SELECTION:
Few issues matter as much as ensuring that election results can be
This editorial was published in the New York Times on June 22, 2009.
Electronic voting machines that do not produce a paper record of every vote cast cannot be trusted. In 2008, more than one-third of the states, including New Jersey and Texas, still did not require all votes to be recorded on paper. Representative Rush Holt has introduced a good bill that would ban paperless electronic voting in all federal elections. Congress should pass it while there is still time to get ready for 2010.
In paperless electronic voting, voters mark their choices, and when the votes have all been cast, the machine spits out the results. There is no way to be sure that a glitch or intentional vote theft — by malicious software or computer hacking — did not change the outcome. If there is a close election, there is also no way of conducting a meaningful recount.

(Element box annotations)
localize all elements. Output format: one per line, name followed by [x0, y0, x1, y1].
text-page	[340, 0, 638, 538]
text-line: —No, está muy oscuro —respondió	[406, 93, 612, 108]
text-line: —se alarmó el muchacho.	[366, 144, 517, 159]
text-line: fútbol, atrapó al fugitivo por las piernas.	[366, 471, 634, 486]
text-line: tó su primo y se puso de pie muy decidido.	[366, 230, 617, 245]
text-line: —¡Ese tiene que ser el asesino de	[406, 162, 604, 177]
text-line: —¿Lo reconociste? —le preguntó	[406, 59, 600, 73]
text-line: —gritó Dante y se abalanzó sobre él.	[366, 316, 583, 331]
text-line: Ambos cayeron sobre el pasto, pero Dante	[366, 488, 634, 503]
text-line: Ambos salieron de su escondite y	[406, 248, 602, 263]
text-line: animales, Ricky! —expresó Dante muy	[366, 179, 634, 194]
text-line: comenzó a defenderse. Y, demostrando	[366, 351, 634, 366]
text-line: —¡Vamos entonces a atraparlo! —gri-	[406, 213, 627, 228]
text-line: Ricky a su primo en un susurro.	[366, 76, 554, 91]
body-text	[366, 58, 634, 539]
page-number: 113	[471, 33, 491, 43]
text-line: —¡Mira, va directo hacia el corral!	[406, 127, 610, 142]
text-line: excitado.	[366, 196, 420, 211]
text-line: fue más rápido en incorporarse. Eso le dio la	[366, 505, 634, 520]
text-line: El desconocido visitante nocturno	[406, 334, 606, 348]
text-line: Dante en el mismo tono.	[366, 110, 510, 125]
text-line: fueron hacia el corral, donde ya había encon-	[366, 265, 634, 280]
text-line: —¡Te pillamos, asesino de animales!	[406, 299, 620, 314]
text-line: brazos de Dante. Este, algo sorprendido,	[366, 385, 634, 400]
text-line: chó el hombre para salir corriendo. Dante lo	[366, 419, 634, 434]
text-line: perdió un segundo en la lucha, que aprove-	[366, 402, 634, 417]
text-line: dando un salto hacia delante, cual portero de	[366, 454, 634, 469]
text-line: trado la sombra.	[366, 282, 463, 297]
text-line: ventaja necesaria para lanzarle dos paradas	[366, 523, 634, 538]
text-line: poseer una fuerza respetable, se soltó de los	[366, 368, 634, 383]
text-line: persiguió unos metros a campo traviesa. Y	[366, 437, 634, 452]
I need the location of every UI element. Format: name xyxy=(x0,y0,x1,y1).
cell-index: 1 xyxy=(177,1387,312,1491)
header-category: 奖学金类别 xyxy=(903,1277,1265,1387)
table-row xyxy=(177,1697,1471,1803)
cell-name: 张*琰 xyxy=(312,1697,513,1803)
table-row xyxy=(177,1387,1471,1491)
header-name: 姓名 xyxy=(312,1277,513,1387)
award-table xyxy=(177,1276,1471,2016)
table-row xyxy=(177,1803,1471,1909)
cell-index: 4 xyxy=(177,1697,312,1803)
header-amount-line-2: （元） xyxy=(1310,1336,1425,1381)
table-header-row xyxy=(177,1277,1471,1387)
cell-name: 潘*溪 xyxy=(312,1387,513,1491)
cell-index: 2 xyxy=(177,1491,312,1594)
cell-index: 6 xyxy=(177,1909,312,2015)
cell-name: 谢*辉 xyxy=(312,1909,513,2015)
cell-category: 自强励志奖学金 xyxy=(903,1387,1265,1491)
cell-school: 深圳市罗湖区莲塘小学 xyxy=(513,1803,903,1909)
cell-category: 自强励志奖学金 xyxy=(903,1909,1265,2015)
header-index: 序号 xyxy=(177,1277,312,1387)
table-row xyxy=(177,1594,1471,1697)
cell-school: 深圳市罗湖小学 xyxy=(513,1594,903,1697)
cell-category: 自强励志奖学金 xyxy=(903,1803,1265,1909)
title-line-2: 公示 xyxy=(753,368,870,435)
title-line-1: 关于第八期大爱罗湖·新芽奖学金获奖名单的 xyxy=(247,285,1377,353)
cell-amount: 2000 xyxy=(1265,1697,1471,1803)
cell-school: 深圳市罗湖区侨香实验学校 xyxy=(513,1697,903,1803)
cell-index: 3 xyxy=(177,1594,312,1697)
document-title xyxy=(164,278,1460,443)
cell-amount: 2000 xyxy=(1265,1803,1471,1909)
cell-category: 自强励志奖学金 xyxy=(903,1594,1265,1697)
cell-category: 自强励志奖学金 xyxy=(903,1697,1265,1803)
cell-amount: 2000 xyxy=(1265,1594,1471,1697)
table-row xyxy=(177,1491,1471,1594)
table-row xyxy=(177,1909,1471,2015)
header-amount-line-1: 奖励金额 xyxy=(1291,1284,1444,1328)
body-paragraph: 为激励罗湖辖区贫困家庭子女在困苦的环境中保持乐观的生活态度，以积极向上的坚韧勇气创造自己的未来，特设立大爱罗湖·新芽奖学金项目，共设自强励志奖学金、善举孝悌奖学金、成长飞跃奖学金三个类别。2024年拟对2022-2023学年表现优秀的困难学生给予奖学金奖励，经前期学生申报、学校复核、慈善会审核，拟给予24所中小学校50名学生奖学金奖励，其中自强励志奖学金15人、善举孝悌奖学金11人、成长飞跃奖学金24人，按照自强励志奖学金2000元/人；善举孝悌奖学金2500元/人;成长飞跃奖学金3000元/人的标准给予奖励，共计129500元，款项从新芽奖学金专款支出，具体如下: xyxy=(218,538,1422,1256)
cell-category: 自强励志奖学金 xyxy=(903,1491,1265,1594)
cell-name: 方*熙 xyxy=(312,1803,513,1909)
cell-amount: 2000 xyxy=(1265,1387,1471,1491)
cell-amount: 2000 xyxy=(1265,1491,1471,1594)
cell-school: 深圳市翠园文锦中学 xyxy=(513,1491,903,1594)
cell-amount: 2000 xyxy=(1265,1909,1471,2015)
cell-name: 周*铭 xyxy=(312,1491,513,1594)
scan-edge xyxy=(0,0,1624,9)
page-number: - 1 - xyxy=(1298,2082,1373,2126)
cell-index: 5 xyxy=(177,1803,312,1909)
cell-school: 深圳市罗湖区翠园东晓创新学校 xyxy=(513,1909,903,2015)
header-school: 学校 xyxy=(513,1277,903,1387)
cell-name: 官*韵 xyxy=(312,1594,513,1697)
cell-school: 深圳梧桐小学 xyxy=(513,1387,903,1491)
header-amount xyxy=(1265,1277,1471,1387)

CHALLENGES:
a - Extract everything from "Few issues matter" down to "ready for 2010." in the editorial on electronic voting.
b - In the editorial on electronic voting, who introduced a bill that would ban paperless electronic voting in all federal elections?
c - Proceed with the editorial on electronic voting, picking up after its final sentence.

ANSWERS IN ORDER:
a -
Few issues matter as much as ensuring that election results can be
This editorial was published in the New York Times on June 22, 2009.
Electronic voting machines that do not produce a paper record of every vote cast cannot be trusted. In 2008, more than one-third of the states, including New Jersey and Texas, still did not require all votes to be recorded on paper. Representative Rush Holt has introduced a good bill that would ban paperless electronic voting in all federal elections. Congress should pass it while there is still time to get ready for 2010.

b - Representative Rush Holt

c -
Mr. Holt’s bill would require paper ballots to be used for every vote cast in November 2010. It would help prod election officials toward the best of the currently available technologies: optical-scan voting. With optical scans, voters fill out a paper ballot that is then read by computer — much like a standardized test. The votes are counted quickly and efficiently by computer, but the paper ballot remains the official vote, which can then be recounted by hand.
The bill would also require the states to conduct random hand
recounts of paper ballots in 3 percent of the precincts in federal
elections, and more in very close races. These routine audits are an
important check on the accuracy of the computer count.
The bill has several provisions designed to ease the
transition for cash-strapped local governments. It authorizes $1
billion in financing to replace non-complying voting systems, and more
money to pay for the audits. It also allows states extra time to phase
out A.T.M.-style machines, in which voters make their choices on a
computer screen and the machine produces a paper record — like a
receipt — of the vote.
Such machines are more reliable than paperless voting. But
they are still not ideal, since voters do not always check the paper
record to be sure it is accurate. By 2014, machines that produce paper
trails would have to be replaced by ones in which voters directly
record their votes on paper — the best system of all.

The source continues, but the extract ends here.